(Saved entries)
★ ★ ★
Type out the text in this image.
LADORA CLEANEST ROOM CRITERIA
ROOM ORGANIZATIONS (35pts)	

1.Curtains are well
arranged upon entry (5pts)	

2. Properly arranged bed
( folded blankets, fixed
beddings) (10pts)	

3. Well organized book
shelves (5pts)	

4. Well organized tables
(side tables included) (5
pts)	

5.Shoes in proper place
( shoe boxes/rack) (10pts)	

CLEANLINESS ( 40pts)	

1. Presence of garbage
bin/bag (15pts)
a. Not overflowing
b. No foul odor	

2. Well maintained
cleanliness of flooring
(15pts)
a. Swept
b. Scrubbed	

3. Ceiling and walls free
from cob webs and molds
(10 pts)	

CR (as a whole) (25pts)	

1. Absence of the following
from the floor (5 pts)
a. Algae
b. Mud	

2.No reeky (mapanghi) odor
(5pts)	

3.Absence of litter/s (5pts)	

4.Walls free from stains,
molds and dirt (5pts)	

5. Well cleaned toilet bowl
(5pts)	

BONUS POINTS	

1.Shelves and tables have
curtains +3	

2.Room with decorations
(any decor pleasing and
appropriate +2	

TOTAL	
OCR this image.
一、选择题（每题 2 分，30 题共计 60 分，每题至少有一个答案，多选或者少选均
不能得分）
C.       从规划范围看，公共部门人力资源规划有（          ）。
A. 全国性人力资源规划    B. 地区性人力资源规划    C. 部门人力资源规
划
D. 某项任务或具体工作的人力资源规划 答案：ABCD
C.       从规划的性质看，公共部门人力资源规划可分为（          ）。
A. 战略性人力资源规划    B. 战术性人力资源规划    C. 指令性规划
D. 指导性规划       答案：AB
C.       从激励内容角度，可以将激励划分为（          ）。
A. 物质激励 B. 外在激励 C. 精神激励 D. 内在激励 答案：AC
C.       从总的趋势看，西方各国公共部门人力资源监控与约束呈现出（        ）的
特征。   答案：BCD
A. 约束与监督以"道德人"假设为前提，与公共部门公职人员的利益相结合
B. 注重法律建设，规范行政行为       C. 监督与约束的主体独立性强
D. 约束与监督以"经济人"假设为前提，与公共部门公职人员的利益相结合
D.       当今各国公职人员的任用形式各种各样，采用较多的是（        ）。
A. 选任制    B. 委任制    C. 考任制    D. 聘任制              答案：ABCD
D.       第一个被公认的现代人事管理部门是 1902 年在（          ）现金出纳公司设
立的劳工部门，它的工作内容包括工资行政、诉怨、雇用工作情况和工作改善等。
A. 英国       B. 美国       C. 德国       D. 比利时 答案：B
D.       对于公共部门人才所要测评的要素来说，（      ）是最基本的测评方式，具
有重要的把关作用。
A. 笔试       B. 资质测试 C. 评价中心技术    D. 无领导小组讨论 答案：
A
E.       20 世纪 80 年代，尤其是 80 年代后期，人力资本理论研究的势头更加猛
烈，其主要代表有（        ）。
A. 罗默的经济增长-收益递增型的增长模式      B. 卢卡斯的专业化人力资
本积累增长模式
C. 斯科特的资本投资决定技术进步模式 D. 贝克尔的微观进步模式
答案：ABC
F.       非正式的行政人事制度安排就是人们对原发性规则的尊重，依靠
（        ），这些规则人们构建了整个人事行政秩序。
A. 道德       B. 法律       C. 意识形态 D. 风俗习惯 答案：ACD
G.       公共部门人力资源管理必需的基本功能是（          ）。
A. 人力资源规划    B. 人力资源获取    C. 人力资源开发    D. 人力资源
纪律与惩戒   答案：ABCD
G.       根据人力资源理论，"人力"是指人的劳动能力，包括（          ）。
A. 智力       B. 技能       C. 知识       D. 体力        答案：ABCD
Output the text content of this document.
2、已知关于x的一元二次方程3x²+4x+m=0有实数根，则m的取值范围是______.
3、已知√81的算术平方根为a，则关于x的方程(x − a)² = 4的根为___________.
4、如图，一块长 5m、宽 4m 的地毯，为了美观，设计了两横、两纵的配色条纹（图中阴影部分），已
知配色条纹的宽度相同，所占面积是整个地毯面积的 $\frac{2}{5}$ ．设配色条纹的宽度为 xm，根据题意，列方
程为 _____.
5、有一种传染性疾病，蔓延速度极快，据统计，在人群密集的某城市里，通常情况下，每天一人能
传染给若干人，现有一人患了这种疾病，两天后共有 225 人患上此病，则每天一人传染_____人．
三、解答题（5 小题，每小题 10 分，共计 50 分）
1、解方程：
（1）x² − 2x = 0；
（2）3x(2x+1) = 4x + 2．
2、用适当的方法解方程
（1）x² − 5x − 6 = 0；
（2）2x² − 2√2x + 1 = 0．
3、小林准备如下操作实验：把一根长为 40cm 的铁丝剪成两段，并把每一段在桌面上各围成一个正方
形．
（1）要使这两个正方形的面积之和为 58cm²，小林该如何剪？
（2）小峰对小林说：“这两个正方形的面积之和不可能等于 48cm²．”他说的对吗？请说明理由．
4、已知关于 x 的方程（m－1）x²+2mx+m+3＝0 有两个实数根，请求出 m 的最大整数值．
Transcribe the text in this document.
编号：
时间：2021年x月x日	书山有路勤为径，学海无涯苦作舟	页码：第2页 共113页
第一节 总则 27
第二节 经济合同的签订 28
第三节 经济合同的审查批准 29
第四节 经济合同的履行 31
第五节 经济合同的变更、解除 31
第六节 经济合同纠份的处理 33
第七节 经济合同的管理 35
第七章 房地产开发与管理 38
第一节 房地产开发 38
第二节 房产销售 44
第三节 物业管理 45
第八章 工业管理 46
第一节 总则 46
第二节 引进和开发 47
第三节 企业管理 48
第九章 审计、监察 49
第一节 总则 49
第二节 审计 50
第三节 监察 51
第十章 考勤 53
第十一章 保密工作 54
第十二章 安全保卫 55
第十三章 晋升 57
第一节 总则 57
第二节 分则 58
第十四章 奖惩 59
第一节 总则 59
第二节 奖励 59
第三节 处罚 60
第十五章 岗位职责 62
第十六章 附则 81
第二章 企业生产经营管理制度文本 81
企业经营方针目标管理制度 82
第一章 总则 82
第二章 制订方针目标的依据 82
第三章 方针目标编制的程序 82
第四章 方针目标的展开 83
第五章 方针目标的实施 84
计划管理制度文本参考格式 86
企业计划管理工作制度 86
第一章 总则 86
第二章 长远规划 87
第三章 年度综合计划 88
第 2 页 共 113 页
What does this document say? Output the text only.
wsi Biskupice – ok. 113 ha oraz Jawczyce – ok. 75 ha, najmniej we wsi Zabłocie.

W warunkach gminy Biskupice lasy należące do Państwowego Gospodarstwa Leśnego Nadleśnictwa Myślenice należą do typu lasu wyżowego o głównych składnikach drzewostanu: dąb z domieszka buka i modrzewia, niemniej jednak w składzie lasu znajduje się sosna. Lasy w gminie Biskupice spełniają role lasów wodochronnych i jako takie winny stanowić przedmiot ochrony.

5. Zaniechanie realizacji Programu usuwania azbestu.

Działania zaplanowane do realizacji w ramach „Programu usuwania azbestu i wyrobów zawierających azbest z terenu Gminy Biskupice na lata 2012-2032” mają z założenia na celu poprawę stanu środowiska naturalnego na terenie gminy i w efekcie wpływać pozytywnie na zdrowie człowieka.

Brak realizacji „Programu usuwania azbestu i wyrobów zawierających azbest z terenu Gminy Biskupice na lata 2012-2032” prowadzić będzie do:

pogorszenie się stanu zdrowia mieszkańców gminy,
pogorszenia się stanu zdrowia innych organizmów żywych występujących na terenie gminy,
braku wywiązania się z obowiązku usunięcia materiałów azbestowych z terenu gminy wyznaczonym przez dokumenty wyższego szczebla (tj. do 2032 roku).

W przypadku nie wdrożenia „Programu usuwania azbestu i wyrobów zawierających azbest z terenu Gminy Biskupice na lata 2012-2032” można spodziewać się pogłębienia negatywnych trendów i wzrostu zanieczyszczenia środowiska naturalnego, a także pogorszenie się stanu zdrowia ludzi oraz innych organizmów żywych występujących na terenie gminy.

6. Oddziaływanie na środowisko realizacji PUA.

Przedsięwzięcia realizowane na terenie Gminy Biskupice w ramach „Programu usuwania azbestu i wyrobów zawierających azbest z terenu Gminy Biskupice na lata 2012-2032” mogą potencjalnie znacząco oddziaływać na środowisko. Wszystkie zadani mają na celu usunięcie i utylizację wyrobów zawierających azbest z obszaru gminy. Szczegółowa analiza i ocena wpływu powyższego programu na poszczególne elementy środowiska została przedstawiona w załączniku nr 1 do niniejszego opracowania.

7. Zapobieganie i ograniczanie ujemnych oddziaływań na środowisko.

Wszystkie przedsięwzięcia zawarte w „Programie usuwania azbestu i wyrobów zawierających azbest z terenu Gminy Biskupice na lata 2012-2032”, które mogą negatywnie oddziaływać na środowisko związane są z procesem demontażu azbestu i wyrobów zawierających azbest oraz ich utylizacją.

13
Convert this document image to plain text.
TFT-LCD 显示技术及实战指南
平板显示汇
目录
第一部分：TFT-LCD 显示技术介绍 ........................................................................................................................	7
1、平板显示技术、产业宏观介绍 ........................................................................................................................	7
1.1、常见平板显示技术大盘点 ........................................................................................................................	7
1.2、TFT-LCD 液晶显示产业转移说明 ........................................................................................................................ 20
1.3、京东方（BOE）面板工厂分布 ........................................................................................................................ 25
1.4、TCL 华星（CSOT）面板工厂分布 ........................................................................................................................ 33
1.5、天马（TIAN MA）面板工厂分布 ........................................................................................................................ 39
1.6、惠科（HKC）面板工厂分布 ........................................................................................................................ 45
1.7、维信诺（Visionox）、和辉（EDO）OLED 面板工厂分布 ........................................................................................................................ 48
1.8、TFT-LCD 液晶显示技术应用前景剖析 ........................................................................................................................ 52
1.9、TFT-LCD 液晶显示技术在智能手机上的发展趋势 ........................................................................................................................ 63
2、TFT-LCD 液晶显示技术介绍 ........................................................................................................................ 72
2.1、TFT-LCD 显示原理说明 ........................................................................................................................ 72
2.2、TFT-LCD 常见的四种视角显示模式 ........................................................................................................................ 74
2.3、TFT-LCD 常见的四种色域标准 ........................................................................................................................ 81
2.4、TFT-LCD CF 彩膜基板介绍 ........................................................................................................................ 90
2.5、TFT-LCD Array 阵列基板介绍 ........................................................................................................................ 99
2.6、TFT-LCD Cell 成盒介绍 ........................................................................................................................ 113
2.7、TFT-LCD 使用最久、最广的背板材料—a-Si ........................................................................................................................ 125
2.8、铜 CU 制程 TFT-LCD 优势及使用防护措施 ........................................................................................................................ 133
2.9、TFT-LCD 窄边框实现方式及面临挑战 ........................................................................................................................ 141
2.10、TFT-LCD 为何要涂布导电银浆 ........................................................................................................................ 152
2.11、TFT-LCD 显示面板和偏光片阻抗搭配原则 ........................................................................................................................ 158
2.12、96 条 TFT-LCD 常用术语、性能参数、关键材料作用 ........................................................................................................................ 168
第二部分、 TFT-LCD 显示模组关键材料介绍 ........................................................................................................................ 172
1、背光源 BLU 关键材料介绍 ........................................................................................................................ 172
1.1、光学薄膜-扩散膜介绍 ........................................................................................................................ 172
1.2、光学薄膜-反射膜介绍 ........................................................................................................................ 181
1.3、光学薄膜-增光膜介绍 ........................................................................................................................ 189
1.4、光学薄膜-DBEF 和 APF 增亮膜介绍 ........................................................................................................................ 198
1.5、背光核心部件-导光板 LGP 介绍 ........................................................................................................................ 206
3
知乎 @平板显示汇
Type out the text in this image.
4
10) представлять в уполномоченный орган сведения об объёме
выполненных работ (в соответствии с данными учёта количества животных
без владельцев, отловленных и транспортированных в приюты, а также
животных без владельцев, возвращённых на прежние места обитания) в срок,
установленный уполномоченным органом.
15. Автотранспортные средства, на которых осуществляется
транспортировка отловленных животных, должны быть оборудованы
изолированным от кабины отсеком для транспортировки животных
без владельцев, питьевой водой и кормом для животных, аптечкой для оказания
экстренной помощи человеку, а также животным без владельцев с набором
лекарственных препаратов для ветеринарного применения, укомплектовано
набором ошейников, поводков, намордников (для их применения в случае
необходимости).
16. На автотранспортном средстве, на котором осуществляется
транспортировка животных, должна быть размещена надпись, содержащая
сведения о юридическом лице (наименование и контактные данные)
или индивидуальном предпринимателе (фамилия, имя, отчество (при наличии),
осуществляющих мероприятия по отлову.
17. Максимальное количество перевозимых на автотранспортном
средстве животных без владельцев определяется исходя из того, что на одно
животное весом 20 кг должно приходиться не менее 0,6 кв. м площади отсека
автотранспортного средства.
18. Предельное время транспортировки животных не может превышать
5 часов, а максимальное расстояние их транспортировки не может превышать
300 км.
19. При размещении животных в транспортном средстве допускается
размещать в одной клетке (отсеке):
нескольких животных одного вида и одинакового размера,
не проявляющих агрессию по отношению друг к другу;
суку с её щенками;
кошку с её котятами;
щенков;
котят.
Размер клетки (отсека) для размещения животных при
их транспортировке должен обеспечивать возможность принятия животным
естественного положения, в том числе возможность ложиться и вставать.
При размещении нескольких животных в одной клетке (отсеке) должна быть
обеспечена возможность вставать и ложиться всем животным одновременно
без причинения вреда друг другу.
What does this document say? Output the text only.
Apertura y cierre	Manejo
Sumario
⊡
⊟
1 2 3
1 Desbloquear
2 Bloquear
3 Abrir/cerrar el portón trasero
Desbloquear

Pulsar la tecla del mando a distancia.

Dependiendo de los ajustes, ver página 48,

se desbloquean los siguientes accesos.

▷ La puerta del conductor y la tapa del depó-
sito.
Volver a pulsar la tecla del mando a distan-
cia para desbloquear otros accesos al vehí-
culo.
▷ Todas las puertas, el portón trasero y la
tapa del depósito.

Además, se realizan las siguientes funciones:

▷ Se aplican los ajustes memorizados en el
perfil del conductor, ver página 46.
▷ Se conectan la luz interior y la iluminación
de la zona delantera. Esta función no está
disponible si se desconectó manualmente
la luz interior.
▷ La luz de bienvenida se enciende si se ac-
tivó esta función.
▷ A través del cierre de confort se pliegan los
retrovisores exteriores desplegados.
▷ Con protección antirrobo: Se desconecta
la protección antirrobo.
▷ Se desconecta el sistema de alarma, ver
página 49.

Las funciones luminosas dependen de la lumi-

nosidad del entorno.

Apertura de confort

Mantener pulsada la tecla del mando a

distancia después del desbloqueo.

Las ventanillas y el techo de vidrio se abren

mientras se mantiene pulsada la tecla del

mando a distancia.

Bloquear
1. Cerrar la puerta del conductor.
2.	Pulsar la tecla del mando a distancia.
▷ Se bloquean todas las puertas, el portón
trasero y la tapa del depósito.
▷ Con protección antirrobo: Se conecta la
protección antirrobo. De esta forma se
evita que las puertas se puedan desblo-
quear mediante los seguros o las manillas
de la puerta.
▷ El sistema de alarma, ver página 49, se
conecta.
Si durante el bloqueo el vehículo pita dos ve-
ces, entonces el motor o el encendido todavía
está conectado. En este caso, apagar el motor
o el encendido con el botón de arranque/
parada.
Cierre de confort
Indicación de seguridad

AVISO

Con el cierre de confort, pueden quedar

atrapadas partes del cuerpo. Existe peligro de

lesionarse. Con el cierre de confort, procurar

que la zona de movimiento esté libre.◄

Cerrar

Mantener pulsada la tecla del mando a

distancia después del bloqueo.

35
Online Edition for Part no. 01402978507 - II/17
★ ★ ★
» Exercise aim
The required answer is a single number: the count of lines in the entries that hold the string "возможность".

» Final answer
3